What is required: Copy every line of the data that includes the string "Dropped".

Available records:
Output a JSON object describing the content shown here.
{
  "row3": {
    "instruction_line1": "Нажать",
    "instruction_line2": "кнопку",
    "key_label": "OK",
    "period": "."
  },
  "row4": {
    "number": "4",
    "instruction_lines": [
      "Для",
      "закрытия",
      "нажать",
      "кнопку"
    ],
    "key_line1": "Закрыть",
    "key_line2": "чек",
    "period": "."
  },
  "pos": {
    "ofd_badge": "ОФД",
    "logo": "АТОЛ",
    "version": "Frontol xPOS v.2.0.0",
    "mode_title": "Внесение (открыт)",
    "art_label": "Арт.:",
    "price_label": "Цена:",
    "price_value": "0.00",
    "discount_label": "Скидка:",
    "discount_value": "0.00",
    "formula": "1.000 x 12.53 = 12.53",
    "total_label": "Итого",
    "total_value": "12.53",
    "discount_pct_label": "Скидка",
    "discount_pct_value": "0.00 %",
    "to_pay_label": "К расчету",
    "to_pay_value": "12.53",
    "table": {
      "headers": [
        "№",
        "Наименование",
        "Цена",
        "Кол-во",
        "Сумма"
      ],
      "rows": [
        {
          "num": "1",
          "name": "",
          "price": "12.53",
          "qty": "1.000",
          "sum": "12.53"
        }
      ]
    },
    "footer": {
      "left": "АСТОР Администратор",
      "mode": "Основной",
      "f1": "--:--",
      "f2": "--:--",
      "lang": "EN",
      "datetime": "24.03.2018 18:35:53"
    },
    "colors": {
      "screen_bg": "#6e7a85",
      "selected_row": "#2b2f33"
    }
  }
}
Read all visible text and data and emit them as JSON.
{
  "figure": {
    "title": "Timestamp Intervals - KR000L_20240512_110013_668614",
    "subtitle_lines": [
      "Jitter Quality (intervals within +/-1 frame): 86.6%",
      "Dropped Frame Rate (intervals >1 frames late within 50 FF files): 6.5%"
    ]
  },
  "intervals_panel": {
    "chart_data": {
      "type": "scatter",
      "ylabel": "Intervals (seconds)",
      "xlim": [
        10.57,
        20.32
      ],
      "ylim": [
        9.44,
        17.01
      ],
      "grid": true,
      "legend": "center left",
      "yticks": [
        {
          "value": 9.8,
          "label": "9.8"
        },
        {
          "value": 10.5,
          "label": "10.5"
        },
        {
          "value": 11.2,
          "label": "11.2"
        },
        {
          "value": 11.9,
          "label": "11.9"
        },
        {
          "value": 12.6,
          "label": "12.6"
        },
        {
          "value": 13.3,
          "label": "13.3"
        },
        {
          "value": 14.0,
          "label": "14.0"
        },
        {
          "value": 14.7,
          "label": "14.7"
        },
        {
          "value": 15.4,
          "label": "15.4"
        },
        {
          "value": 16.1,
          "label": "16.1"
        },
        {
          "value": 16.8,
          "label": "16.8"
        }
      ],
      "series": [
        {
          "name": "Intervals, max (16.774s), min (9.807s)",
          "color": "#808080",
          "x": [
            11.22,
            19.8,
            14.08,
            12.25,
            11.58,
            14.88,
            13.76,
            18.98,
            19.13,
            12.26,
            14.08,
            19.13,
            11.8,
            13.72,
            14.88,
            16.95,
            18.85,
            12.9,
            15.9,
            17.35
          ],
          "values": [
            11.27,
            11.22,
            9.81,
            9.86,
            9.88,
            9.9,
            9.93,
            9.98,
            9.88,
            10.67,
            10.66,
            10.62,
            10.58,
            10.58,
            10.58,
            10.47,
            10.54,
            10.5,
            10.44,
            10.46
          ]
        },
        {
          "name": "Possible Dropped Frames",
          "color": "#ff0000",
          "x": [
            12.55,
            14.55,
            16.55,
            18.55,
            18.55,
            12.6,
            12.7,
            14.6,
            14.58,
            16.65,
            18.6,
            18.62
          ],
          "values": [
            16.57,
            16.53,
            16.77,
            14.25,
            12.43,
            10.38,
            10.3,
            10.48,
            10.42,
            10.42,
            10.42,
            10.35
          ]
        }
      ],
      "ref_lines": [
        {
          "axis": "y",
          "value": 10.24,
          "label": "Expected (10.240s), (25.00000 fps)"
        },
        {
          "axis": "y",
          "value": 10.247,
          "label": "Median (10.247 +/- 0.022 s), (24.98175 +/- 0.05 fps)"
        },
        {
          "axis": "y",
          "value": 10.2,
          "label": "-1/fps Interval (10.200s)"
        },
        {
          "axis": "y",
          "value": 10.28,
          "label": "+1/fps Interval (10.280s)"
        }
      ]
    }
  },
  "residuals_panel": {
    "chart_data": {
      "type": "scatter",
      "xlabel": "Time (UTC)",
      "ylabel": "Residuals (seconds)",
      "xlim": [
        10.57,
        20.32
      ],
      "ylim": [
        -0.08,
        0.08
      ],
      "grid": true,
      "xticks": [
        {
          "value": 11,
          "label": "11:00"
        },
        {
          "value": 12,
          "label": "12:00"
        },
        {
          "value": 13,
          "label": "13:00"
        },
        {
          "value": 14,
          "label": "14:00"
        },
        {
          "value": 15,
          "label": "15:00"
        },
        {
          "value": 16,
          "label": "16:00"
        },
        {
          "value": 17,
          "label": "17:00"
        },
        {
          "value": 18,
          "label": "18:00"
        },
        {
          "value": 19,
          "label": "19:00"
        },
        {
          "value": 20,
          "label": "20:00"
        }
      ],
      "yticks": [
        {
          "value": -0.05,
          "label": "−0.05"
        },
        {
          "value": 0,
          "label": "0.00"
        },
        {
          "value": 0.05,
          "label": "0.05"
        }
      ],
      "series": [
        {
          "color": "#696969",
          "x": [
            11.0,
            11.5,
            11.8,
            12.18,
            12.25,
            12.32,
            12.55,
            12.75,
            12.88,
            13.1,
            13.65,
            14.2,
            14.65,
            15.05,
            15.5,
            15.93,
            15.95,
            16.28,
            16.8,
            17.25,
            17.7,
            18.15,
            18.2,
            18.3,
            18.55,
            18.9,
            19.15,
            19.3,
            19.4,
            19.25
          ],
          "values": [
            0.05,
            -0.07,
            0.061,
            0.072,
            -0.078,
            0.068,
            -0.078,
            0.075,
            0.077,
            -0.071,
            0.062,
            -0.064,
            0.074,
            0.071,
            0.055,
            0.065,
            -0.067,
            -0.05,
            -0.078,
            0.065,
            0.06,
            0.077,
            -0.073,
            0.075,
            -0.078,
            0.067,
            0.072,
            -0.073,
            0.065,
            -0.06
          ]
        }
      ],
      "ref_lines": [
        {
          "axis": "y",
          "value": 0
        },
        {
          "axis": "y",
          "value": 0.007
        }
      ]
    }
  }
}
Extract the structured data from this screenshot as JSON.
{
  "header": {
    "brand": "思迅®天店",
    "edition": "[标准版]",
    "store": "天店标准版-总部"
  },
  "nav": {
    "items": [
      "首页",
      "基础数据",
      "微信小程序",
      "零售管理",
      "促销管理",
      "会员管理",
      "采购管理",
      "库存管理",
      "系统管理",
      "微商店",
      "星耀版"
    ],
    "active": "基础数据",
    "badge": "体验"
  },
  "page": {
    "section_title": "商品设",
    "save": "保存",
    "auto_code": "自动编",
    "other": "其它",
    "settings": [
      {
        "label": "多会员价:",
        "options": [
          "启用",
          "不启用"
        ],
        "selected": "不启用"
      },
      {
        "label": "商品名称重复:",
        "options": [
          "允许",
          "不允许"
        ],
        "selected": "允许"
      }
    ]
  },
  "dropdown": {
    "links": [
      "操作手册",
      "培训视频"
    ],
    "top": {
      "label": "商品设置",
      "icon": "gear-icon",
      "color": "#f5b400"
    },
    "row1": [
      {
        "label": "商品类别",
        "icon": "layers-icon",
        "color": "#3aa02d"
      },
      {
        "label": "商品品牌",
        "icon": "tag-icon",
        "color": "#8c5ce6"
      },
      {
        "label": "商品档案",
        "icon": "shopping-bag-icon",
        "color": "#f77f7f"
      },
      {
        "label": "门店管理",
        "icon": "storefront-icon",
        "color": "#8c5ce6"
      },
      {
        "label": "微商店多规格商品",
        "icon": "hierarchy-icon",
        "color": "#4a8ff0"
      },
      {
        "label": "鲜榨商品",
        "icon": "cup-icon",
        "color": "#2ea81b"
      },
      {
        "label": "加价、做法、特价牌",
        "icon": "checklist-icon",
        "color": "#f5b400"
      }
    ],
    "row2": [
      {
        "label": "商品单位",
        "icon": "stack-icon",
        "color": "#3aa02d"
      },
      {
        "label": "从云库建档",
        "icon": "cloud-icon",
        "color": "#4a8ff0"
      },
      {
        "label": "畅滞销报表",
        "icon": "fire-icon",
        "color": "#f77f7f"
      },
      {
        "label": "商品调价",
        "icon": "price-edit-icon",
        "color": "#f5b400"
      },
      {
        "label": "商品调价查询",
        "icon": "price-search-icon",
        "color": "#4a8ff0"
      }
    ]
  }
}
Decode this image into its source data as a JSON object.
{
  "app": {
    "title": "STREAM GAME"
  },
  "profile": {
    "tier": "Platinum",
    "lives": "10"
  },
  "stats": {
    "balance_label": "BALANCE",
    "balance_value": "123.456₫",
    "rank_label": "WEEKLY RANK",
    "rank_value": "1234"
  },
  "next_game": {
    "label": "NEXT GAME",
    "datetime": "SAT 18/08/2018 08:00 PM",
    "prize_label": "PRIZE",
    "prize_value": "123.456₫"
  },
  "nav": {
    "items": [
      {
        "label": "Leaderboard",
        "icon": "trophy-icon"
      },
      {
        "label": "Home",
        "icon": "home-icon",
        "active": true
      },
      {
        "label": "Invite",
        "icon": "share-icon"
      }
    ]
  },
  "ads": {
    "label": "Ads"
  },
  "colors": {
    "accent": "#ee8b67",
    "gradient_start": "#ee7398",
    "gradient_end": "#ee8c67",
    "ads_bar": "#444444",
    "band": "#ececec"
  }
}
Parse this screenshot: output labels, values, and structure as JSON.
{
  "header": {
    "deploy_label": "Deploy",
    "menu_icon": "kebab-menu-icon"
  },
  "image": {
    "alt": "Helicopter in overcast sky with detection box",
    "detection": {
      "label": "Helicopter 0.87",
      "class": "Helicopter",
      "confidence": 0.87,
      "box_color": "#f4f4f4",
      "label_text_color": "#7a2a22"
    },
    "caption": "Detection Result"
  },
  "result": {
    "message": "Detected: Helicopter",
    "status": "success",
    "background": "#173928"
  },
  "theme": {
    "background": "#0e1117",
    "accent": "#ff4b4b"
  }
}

Finished exercise:
      "Dropped Frame Rate (intervals >1 frames late within 50 FF files): 6.5%"
          "name": "Possible Dropped Frames",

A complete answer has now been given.